[REQUESTS]
• a. In the solver paging excerpt, reproduce word for word the passage from "The solver borrows" to "Native Zero-Copy (Rust)".
• b. Quote the records exactly, starting at their first line and ending with the line that contains "iso-class-50: ISO M(20; ≥ 5 µm)* (343, 251, 464, 267)", including both of those lines.

[EXTRACT]
┌──
Paging threshold decision logic:

if csr_bytes < 16 MB:
    Use in-memory CsrMatrix (heap-allocated Vec<f32>)
elif csr_bytes < pool_capacity * 0.5:
    Use PagedCsrMatrix with ADR-006 paging
else:
    Use memory-mapped CsrMatrix via memmap2
    (OS manages paging, solver treats as &[f32] slice)

2.4 Zero-Copy Data Path

The solver borrows vector data directly from RuVector's SoA storage and HNSW graph without copying. This is critical for maintaining the performance characteristics established by the existing memory architecture.

2.4.1 Native Zero-Copy (Rust)

use ruvector_core::cache_optimized::SoAVectorStorage;
use ruvector_core::index::hnsw::HnswIndex;

/// Extract a dimension slice from SoA storage as a solver input.
///
/// SoA storage stores all values of dimension d contiguously:
///   [v0_d, v1_d, v2_d, ..., vn_d]
///
/// This is a zero-copy borrow -- no allocation, no memcpy.
/// The returned slice is valid for the lifetime of the SoA storage.
///
/// Use case: When the solver needs to operate on a single dimension
/// across all vectors (e.g., constructing a distance-based adjacency
/// matrix for a specific dimension).
#[inline]
pub fn borrow_dimension_slice<'a>(
    soa: &'a SoAVectorStorage,
    dimension: usize,
) -> &'a [f32] {
    soa.dimension_slice(dimension)
}

/// Extract HNSW neighbor lists as CSR adjacency matrix.
└──
[DATA FOR THIS TASK]
┌──
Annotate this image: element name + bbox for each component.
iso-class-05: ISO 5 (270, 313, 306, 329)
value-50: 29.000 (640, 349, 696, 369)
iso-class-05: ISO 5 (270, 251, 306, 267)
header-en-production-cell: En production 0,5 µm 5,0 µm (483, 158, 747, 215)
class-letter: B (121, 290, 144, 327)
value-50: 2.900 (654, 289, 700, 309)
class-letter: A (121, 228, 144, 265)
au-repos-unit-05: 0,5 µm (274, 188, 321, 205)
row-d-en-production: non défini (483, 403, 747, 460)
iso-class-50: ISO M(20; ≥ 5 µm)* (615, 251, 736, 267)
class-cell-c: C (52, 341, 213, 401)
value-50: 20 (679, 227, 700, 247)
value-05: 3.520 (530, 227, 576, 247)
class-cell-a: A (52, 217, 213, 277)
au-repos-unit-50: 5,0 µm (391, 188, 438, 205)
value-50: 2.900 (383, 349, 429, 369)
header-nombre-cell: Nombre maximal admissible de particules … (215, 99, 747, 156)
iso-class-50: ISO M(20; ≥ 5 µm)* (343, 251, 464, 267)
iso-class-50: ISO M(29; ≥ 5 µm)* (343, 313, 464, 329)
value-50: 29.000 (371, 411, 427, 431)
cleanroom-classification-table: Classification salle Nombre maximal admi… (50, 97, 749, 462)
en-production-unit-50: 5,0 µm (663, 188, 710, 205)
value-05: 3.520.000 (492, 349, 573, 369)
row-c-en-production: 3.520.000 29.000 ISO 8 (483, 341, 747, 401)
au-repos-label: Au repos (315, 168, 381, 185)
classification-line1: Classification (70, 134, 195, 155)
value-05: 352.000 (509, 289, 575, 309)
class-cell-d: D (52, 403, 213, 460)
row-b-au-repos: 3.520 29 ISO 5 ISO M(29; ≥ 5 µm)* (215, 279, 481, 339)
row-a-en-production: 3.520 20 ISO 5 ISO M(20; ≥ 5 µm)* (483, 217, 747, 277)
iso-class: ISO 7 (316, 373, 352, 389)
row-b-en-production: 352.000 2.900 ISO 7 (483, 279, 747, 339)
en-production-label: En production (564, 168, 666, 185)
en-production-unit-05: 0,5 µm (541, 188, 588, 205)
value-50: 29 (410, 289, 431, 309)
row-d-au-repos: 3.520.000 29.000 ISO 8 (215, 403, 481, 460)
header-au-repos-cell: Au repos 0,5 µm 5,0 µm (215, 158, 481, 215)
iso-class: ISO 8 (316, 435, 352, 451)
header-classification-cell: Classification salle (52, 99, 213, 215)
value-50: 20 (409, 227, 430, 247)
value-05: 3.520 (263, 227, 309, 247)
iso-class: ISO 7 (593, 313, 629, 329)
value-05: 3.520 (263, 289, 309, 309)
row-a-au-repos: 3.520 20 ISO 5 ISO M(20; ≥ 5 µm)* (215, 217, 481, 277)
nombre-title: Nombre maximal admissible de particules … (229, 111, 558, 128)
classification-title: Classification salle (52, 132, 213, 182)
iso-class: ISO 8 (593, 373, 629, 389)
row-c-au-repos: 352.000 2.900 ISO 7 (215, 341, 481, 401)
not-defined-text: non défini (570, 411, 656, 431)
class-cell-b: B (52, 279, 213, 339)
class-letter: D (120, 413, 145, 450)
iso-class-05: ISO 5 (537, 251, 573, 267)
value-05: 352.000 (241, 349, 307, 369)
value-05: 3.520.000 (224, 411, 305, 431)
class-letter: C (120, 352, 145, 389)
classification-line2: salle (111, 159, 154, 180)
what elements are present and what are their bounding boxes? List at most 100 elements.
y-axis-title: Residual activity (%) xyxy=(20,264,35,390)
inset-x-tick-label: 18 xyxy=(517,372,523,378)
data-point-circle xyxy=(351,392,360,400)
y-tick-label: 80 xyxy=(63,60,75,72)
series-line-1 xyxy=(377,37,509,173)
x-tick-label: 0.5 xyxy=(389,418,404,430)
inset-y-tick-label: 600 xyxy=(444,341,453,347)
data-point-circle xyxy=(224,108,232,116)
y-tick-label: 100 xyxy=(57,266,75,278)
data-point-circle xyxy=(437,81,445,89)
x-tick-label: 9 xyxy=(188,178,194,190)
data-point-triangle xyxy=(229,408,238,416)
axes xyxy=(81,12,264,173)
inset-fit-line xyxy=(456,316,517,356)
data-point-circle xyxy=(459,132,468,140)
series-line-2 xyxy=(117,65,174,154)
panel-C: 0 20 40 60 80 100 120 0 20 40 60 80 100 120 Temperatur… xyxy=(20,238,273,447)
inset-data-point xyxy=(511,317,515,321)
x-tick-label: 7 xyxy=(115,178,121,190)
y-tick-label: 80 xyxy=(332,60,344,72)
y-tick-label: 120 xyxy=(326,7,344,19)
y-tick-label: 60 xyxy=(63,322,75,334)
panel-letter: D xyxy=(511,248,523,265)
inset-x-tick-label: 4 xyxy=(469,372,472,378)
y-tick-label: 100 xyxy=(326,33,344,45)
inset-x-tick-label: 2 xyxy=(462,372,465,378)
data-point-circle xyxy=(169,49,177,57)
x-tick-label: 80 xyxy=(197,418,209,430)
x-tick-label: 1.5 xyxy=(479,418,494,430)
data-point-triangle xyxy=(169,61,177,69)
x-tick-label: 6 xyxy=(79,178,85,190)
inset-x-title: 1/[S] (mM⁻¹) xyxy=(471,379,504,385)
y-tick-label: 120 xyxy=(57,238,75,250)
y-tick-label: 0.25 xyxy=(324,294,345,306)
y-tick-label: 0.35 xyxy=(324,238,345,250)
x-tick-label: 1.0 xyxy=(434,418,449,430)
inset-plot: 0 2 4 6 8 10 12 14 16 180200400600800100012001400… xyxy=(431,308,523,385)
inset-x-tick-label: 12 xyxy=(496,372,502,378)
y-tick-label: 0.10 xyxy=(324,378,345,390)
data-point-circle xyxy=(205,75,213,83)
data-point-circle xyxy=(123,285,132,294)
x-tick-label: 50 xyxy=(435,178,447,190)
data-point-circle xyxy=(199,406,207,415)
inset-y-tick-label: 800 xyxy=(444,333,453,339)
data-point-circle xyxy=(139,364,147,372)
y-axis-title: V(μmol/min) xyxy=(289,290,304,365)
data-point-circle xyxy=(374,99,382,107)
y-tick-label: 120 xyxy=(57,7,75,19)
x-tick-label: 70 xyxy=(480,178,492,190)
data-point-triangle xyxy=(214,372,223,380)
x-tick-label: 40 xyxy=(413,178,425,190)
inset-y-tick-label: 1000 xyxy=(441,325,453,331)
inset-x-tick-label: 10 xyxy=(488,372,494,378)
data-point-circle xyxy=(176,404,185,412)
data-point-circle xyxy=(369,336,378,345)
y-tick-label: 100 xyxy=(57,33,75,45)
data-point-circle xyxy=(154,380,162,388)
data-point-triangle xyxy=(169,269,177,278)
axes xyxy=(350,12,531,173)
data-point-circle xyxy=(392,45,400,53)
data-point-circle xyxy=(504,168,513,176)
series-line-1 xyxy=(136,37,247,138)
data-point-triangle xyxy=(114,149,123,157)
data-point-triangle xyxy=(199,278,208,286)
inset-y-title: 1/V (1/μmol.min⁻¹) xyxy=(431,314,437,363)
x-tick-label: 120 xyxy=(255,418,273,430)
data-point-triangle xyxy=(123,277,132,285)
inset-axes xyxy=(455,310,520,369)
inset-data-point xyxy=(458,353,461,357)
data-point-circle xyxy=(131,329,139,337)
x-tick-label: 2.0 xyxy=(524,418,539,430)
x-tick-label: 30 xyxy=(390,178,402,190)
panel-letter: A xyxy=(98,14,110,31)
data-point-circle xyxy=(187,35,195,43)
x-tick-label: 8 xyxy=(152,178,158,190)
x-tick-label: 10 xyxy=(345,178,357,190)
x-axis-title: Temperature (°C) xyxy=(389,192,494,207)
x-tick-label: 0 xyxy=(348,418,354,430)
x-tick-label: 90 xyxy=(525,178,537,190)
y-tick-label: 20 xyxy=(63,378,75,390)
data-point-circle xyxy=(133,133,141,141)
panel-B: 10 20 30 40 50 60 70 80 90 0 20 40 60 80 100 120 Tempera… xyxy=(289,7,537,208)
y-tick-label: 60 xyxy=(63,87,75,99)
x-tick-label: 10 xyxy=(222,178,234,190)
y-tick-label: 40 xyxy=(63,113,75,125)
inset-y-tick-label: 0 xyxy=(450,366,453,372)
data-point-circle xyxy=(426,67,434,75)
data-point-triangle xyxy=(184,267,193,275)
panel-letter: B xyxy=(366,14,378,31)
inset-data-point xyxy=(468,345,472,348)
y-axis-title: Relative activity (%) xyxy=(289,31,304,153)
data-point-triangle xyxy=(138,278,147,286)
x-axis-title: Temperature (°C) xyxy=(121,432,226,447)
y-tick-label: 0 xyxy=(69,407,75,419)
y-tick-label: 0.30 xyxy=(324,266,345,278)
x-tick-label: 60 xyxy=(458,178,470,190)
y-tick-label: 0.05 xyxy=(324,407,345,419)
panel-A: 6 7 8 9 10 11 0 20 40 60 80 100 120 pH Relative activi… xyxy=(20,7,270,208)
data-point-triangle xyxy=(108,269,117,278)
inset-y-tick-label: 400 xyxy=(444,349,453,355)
└──
[SOLUTION LIST]
• a.
The solver borrows vector data directly from RuVector's SoA storage and HNSW graph without copying. This is critical for maintaining the performance characteristics established by the existing memory architecture.

2.4.1 Native Zero-Copy (Rust)

• b.
Annotate this image: element name + bbox for each component.
iso-class-05: ISO 5 (270, 313, 306, 329)
value-50: 29.000 (640, 349, 696, 369)
iso-class-05: ISO 5 (270, 251, 306, 267)
header-en-production-cell: En production 0,5 µm 5,0 µm (483, 158, 747, 215)
class-letter: B (121, 290, 144, 327)
value-50: 2.900 (654, 289, 700, 309)
class-letter: A (121, 228, 144, 265)
au-repos-unit-05: 0,5 µm (274, 188, 321, 205)
row-d-en-production: non défini (483, 403, 747, 460)
iso-class-50: ISO M(20; ≥ 5 µm)* (615, 251, 736, 267)
class-cell-c: C (52, 341, 213, 401)
value-50: 20 (679, 227, 700, 247)
value-05: 3.520 (530, 227, 576, 247)
class-cell-a: A (52, 217, 213, 277)
au-repos-unit-50: 5,0 µm (391, 188, 438, 205)
value-50: 2.900 (383, 349, 429, 369)
header-nombre-cell: Nombre maximal admissible de particules … (215, 99, 747, 156)
iso-class-50: ISO M(20; ≥ 5 µm)* (343, 251, 464, 267)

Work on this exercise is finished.